PROBLEM DESCRIPTION: Each line that holds the word "into" counts once; report the total and nothing else.

━━━━━━━━━━

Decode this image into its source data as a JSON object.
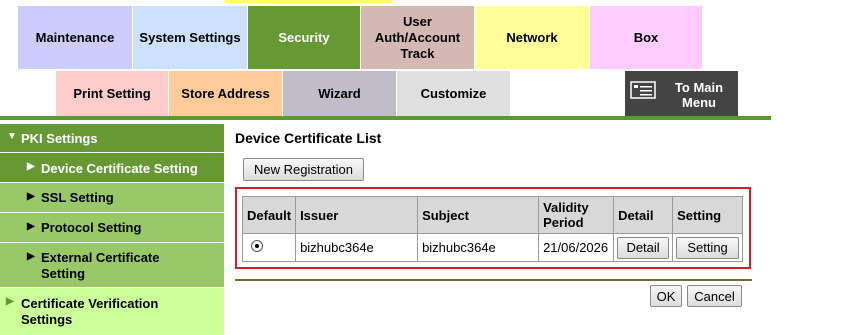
{
  "top_tabs": [
    {
      "label": "Maintenance",
      "color": "#ccccff"
    },
    {
      "label": "System Settings",
      "color": "#cce0ff"
    },
    {
      "label": "Security",
      "color": "#669933",
      "selected": true
    },
    {
      "label": "User\nAuth/Account\nTrack",
      "color": "#d4b8b4"
    },
    {
      "label": "Network",
      "color": "#ffff99"
    },
    {
      "label": "Box",
      "color": "#ffccff"
    }
  ],
  "sub_tabs": [
    {
      "label": "Print Setting",
      "color": "#ffcccc"
    },
    {
      "label": "Store Address",
      "color": "#ffcc99"
    },
    {
      "label": "Wizard",
      "color": "#c0bcc8"
    },
    {
      "label": "Customize",
      "color": "#e0e0e0"
    }
  ],
  "main_menu_button": {
    "label": "To Main\nMenu",
    "icon": "main-menu-icon",
    "color": "#444444"
  },
  "sidebar": {
    "section": "PKI Settings",
    "items": [
      {
        "label": "Device Certificate Setting",
        "selected": true
      },
      {
        "label": "SSL Setting"
      },
      {
        "label": "Protocol Setting"
      },
      {
        "label": "External Certificate\nSetting"
      }
    ],
    "other": "Certificate Verification\nSettings"
  },
  "page_title": "Device Certificate List",
  "new_registration_label": "New Registration",
  "table": {
    "headers": [
      "Default",
      "Issuer",
      "Subject",
      "Validity\nPeriod",
      "Detail",
      "Setting"
    ],
    "row": {
      "issuer": "bizhubc364e",
      "subject": "bizhubc364e",
      "validity": "21/06/2026",
      "detail_label": "Detail",
      "setting_label": "Setting"
    }
  },
  "ok_label": "OK",
  "cancel_label": "Cancel"
}
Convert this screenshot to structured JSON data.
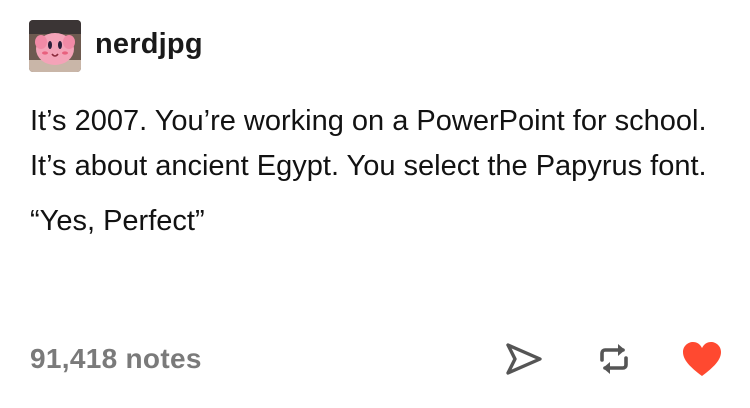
{
  "post": {
    "username": "nerdjpg",
    "avatar_icon": "kirby-avatar-icon",
    "body_paragraph": "It’s 2007. You’re working on a PowerPoint for school. It’s about ancient Egypt. You select the Papyrus font.",
    "quote": "“Yes, Perfect”",
    "notes_count": "91,418 notes"
  },
  "actions": {
    "share_icon": "share-send-icon",
    "reblog_icon": "reblog-icon",
    "like_icon": "heart-icon",
    "like_color": "#ff4930"
  },
  "colors": {
    "text": "#121212",
    "notes": "#7a7a7a",
    "icons": "#555555",
    "background": "#ffffff"
  }
}
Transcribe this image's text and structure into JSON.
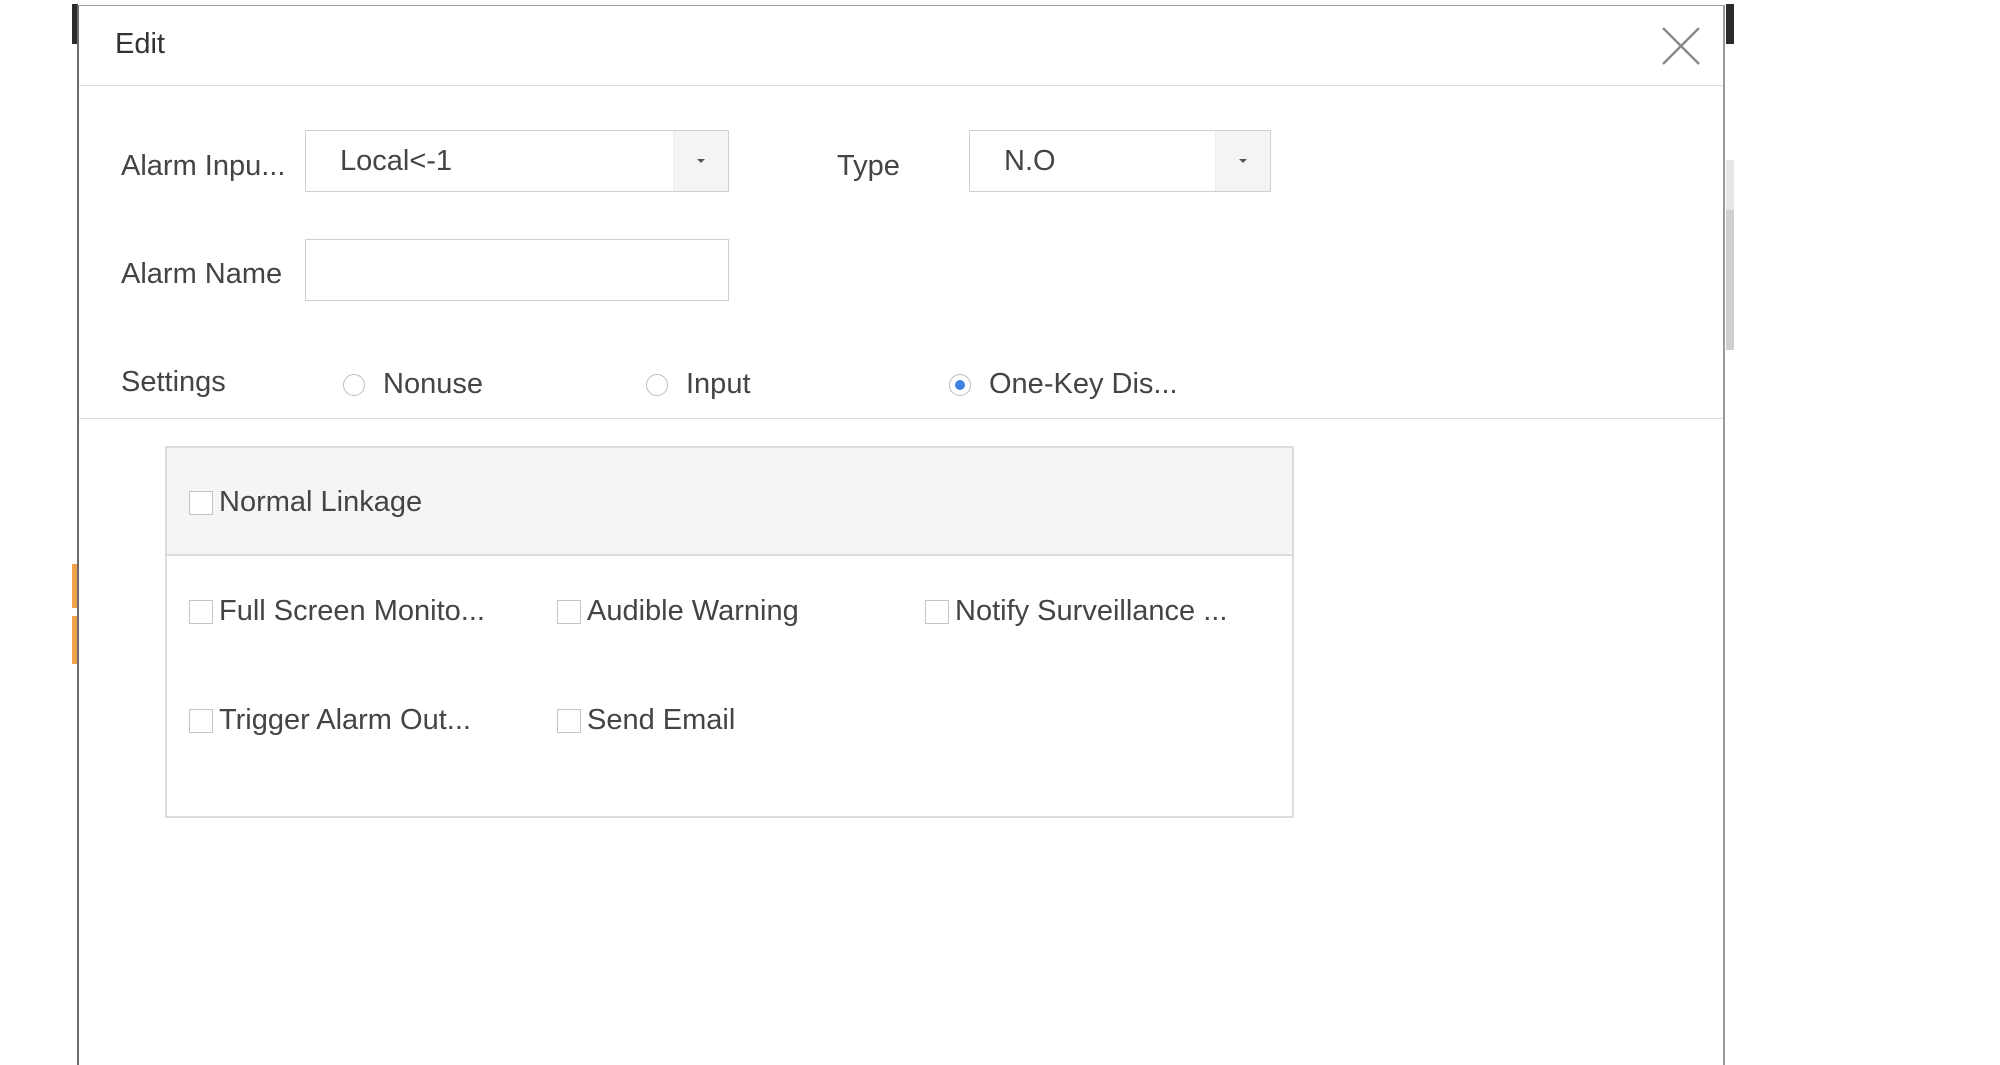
{
  "dialog": {
    "title": "Edit",
    "close_icon": "close-icon"
  },
  "form": {
    "alarm_input": {
      "label": "Alarm Inpu...",
      "value": "Local<-1"
    },
    "type": {
      "label": "Type",
      "value": "N.O"
    },
    "alarm_name": {
      "label": "Alarm Name",
      "value": "",
      "placeholder": ""
    },
    "settings": {
      "label": "Settings",
      "options": [
        {
          "label": "Nonuse",
          "checked": false
        },
        {
          "label": "Input",
          "checked": false
        },
        {
          "label": "One-Key Dis...",
          "checked": true
        }
      ]
    }
  },
  "linkage": {
    "header_label": "Normal Linkage",
    "items": [
      {
        "label": "Full Screen Monito...",
        "checked": false
      },
      {
        "label": "Audible Warning",
        "checked": false
      },
      {
        "label": "Notify Surveillance ...",
        "checked": false
      },
      {
        "label": "Trigger Alarm Out...",
        "checked": false
      },
      {
        "label": "Send Email",
        "checked": false
      }
    ]
  },
  "colors": {
    "accent": "#3c83e0",
    "border": "#dcdcdc",
    "text": "#444444"
  }
}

━━━━━━━━━━

EXERCISE RESULT: 2